:: AIM OF THE EXERCISE ::
Extract all lines in the data that contain the word "разъяснения".

◆ ◆ ◆ ◆ ◆ ◆ ◆

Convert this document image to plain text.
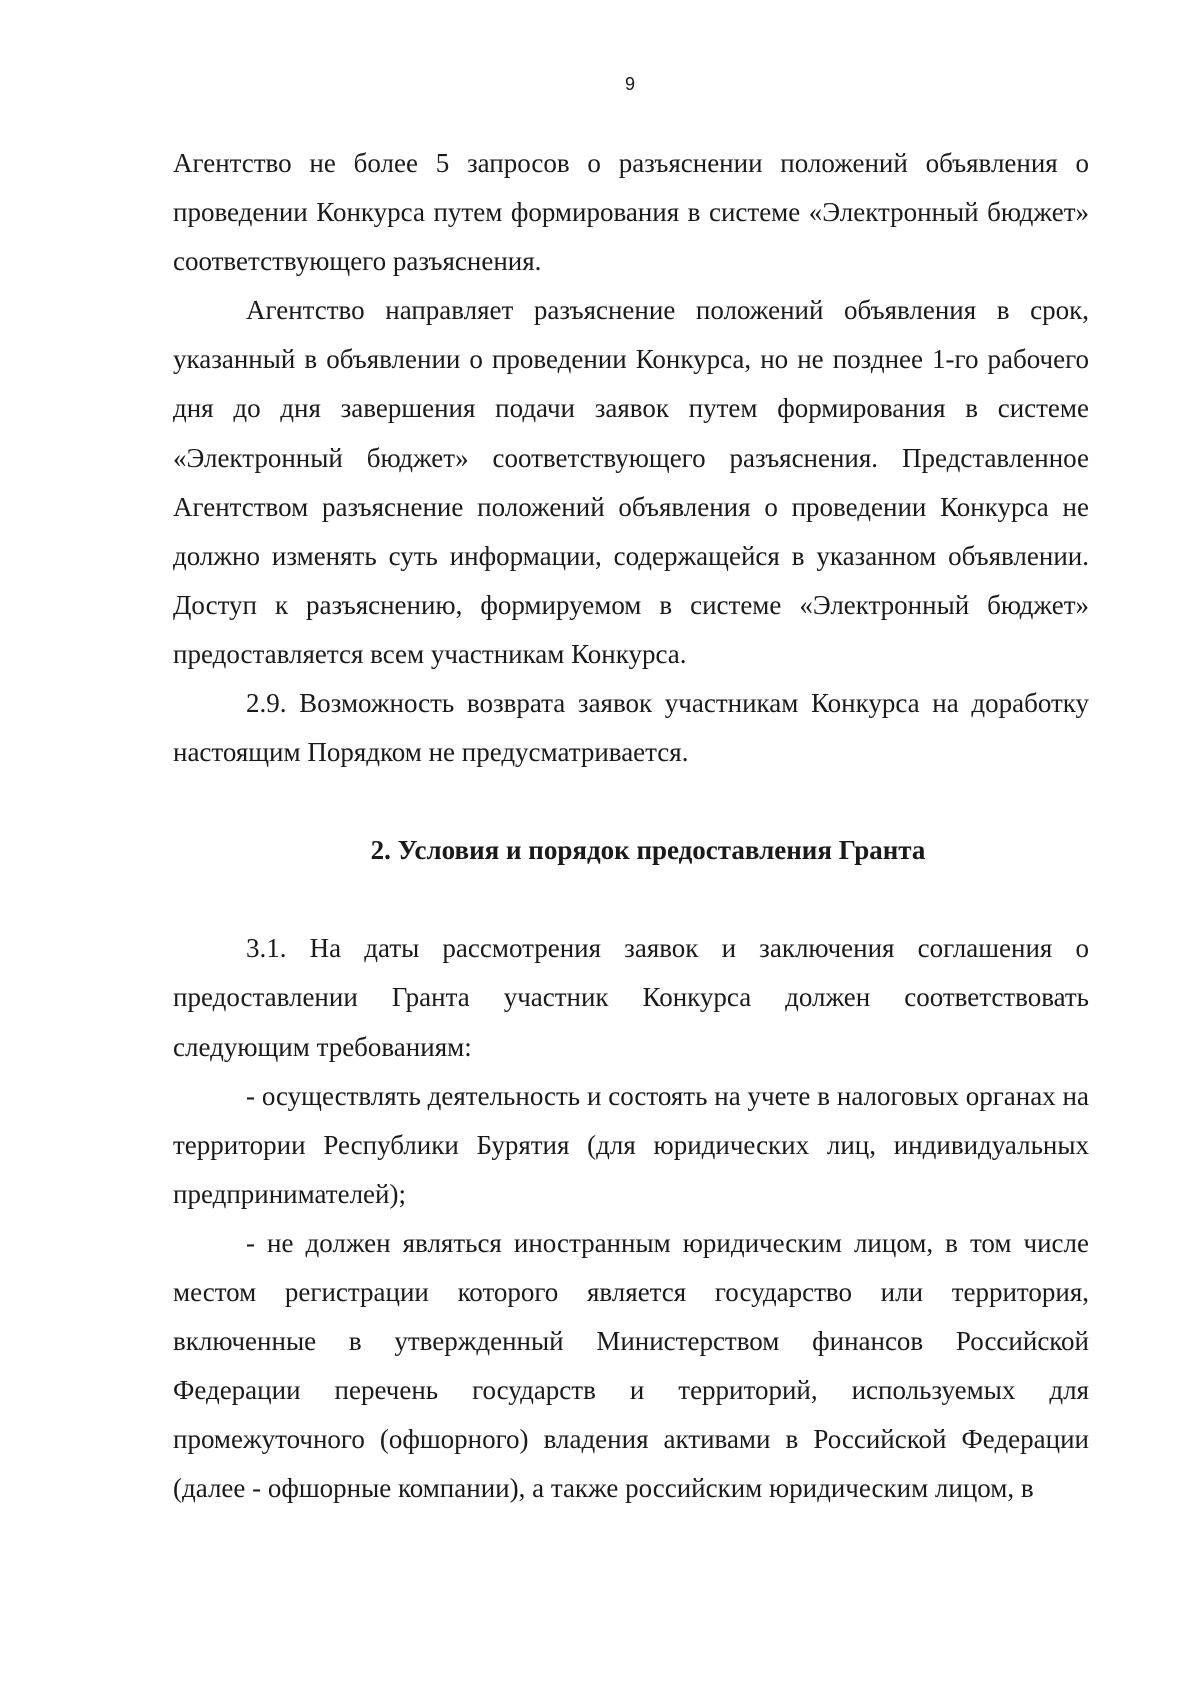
9

Агентство не более 5 запросов о разъяснении положений объявления о проведении Конкурса путем формирования в системе «Электронный бюджет» соответствующего разъяснения.

Агентство направляет разъяснение положений объявления в срок, указанный в объявлении о проведении Конкурса, но не позднее 1-го рабочего дня до дня завершения подачи заявок путем формирования в системе «Электронный бюджет» соответствующего разъяснения. Представленное Агентством разъяснение положений объявления о проведении Конкурса не должно изменять суть информации, содержащейся в указанном объявлении. Доступ к разъяснению, формируемом в системе «Электронный бюджет» предоставляется всем участникам Конкурса.

2.9. Возможность возврата заявок участникам Конкурса на доработку настоящим Порядком не предусматривается.

2. Условия и порядок предоставления Гранта

3.1. На даты рассмотрения заявок и заключения соглашения о предоставлении Гранта участник Конкурса должен соответствовать следующим требованиям:

- осуществлять деятельность и состоять на учете в налоговых органах на территории Республики Бурятия (для юридических лиц, индивидуальных предпринимателей);

- не должен являться иностранным юридическим лицом, в том числе местом регистрации которого является государство или территория, включенные в утвержденный Министерством финансов Российской Федерации перечень государств и территорий, используемых для промежуточного (офшорного) владения активами в Российской Федерации (далее - офшорные компании), а также российским юридическим лицом, в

◆ ◆ ◆ ◆ ◆ ◆ ◆

:: FINISHED EXERCISE ::
Агентство не более 5 запросов о разъяснении положений объявления о проведении Конкурса путем формирования в системе «Электронный бюджет» соответствующего разъяснения.
Агентство направляет разъяснение положений объявления в срок, указанный в объявлении о проведении Конкурса, но не позднее 1-го рабочего дня до дня завершения подачи заявок путем формирования в системе «Электронный бюджет» соответствующего разъяснения. Представленное Агентством разъяснение положений объявления о проведении Конкурса не должно изменять суть информации, содержащейся в указанном объявлении. Доступ к разъяснению, формируемом в системе «Электронный бюджет» предоставляется всем участникам Конкурса.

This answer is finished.